### Problem description
Your task is to extract every line from the material below exactly.

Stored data
START
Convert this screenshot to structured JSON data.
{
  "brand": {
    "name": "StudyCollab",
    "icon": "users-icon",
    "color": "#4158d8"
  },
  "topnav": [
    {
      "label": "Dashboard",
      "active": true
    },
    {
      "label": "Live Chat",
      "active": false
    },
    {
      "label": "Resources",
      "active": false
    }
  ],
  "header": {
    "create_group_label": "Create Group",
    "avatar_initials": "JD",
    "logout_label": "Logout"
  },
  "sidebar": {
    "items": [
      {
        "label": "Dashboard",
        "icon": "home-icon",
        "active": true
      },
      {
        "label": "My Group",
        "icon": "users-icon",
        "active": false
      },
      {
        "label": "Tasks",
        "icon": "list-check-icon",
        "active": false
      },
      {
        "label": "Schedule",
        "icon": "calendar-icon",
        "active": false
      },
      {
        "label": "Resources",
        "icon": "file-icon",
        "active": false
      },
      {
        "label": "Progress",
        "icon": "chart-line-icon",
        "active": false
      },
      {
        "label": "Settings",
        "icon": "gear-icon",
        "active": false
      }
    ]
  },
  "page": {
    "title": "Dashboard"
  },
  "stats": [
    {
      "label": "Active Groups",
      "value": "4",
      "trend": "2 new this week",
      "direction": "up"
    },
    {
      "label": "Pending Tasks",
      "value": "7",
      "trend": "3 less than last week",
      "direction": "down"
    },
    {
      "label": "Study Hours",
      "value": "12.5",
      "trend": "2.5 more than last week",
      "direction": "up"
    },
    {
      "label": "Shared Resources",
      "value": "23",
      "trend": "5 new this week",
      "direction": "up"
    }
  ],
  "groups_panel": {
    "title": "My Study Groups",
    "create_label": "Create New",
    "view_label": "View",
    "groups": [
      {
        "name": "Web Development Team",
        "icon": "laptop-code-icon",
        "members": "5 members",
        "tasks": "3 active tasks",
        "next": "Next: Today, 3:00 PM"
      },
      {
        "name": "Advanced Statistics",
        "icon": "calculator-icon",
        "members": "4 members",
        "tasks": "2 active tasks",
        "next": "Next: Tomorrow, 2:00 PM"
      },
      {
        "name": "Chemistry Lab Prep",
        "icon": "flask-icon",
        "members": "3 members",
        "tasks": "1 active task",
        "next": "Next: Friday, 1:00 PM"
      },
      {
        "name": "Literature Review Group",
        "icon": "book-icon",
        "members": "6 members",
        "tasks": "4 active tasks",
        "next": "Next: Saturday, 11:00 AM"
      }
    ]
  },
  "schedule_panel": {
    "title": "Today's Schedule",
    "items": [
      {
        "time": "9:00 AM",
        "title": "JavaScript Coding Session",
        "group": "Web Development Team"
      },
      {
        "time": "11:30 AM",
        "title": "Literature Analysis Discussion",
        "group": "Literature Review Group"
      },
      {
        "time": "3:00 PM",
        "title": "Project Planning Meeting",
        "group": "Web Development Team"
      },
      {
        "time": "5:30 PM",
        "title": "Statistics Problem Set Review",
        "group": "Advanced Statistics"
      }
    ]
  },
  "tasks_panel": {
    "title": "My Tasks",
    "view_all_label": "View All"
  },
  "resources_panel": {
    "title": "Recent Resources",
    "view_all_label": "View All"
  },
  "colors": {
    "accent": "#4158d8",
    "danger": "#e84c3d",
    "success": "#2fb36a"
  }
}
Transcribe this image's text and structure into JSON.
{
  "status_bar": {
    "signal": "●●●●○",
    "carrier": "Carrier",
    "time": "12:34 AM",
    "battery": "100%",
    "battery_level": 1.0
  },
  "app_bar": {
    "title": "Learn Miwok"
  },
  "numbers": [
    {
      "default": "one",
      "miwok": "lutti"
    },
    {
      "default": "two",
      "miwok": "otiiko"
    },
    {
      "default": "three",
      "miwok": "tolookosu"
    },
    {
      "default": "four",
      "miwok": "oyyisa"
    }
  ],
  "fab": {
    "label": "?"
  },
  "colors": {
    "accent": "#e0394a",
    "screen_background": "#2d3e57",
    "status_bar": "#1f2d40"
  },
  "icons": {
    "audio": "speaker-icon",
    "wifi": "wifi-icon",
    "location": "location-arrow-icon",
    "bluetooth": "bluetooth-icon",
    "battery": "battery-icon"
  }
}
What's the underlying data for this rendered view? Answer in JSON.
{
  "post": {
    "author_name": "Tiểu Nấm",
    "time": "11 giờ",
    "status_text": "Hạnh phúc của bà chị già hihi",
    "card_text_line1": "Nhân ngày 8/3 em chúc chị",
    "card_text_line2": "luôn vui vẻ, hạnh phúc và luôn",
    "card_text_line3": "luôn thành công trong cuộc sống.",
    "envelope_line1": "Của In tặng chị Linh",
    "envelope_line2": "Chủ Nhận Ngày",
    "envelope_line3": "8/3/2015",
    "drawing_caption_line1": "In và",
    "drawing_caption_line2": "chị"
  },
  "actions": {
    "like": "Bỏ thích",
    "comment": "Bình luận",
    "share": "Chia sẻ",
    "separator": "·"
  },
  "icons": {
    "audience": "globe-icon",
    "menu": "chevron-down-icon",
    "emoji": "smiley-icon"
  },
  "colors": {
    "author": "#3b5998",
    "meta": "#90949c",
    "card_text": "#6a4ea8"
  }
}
END
### Solved exercise
Convert this screenshot to structured JSON data.
{
  "brand": {
    "name": "StudyCollab",
    "icon": "users-icon",
    "color": "#4158d8"
  },
  "topnav": [
    {
      "label": "Dashboard",
      "active": true
    },
    {
      "label": "Live Chat",
      "active": false
    },
    {
      "label": "Resources",
      "active": false
    }
  ],
  "header": {
    "create_group_label": "Create Group",
    "avatar_initials": "JD",
    "logout_label": "Logout"
  },
  "sidebar": {
    "items": [
      {
        "label": "Dashboard",
        "icon": "home-icon",
        "active": true
      },
      {
        "label": "My Group",
        "icon": "users-icon",
        "active": false
      },
      {
        "label": "Tasks",
        "icon": "list-check-icon",
        "active": false
      },
      {
        "label": "Schedule",
        "icon": "calendar-icon",
        "active": false
      },
      {
        "label": "Resources",
        "icon": "file-icon",
        "active": false
      },
      {
        "label": "Progress",
        "icon": "chart-line-icon",
        "active": false
      },
      {
        "label": "Settings",
        "icon": "gear-icon",
        "active": false
      }
    ]
  },
  "page": {
    "title": "Dashboard"
  },
  "stats": [
    {
      "label": "Active Groups",
      "value": "4",
      "trend": "2 new this week",
      "direction": "up"
    },
    {
      "label": "Pending Tasks",
      "value": "7",
      "trend": "3 less than last week",
      "direction": "down"
    },
    {
      "label": "Study Hours",
      "value": "12.5",
      "trend": "2.5 more than last week",
      "direction": "up"
    },
    {
      "label": "Shared Resources",
      "value": "23",
      "trend": "5 new this week",
      "direction": "up"
    }
  ],
  "groups_panel": {
    "title": "My Study Groups",
    "create_label": "Create New",
    "view_label": "View",
    "groups": [
      {
        "name": "Web Development Team",
        "icon": "laptop-code-icon",
        "members": "5 members",
        "tasks": "3 active tasks",
        "next": "Next: Today, 3:00 PM"
      },
      {
        "name": "Advanced Statistics",
        "icon": "calculator-icon",
        "members": "4 members",
        "tasks": "2 active tasks",
        "next": "Next: Tomorrow, 2:00 PM"
      },
      {
        "name": "Chemistry Lab Prep",
        "icon": "flask-icon",
        "members": "3 members",
        "tasks": "1 active task",
        "next": "Next: Friday, 1:00 PM"
      },
      {
        "name": "Literature Review Group",
        "icon": "book-icon",
        "members": "6 members",
        "tasks": "4 active tasks",
        "next": "Next: Saturday, 11:00 AM"
      }
    ]
  },
  "schedule_panel": {
    "title": "Today's Schedule",
    "items": [
      {
        "time": "9:00 AM",
        "title": "JavaScript Coding Session",
        "group": "Web Development Team"
      },
      {
        "time": "11:30 AM",
        "title": "Literature Analysis Discussion",
        "group": "Literature Review Group"
      },
      {
        "time": "3:00 PM",
        "title": "Project Planning Meeting",
        "group": "Web Development Team"
      },
      {
        "time": "5:30 PM",
        "title": "Statistics Problem Set Review",
        "group": "Advanced Statistics"
      }
    ]
  },
  "tasks_panel": {
    "title": "My Tasks",
    "view_all_label": "View All"
  },
  "resources_panel": {
    "title": "Recent Resources",
    "view_all_label": "View All"
  },
  "colors": {
    "accent": "#4158d8",
    "danger": "#e84c3d",
    "success": "#2fb36a"
  }
}
Transcribe this image's text and structure into JSON.
{
  "status_bar": {
    "signal": "●●●●○",
    "carrier": "Carrier",
    "time": "12:34 AM",
    "battery": "100%",
    "battery_level": 1.0
  },
  "app_bar": {
    "title": "Learn Miwok"
  },
  "numbers": [
    {
      "default": "one",
      "miwok": "lutti"
    },
    {
      "default": "two",
      "miwok": "otiiko"
    },
    {
      "default": "three",
      "miwok": "tolookosu"
    },
    {
      "default": "four",
      "miwok": "oyyisa"
    }
  ],
  "fab": {
    "label": "?"
  },
  "colors": {
    "accent": "#e0394a",
    "screen_background": "#2d3e57",
    "status_bar": "#1f2d40"
  },
  "icons": {
    "audio": "speaker-icon",
    "wifi": "wifi-icon",
    "location": "location-arrow-icon",
    "bluetooth": "bluetooth-icon",
    "battery": "battery-icon"
  }
}
What's the underlying data for this rendered view? Answer in JSON.
{
  "post": {
    "author_name": "Tiểu Nấm",
    "time": "11 giờ",
    "status_text": "Hạnh phúc của bà chị già hihi",
    "card_text_line1": "Nhân ngày 8/3 em chúc chị",
    "card_text_line2": "luôn vui vẻ, hạnh phúc và luôn",
    "card_text_line3": "luôn thành công trong cuộc sống.",
    "envelope_line1": "Của In tặng chị Linh",
    "envelope_line2": "Chủ Nhận Ngày",
    "envelope_line3": "8/3/2015",
    "drawing_caption_line1": "In và",
    "drawing_caption_line2": "chị"
  },
  "actions": {
    "like": "Bỏ thích",
    "comment": "Bình luận",
    "share": "Chia sẻ",
    "separator": "·"
  },
  "icons": {
    "audience": "globe-icon",
    "menu": "chevron-down-icon",
    "emoji": "smiley-icon"
  },
  "colors": {
    "author": "#3b5998",
    "meta": "#90949c",
    "card_text": "#6a4ea8"
  }
}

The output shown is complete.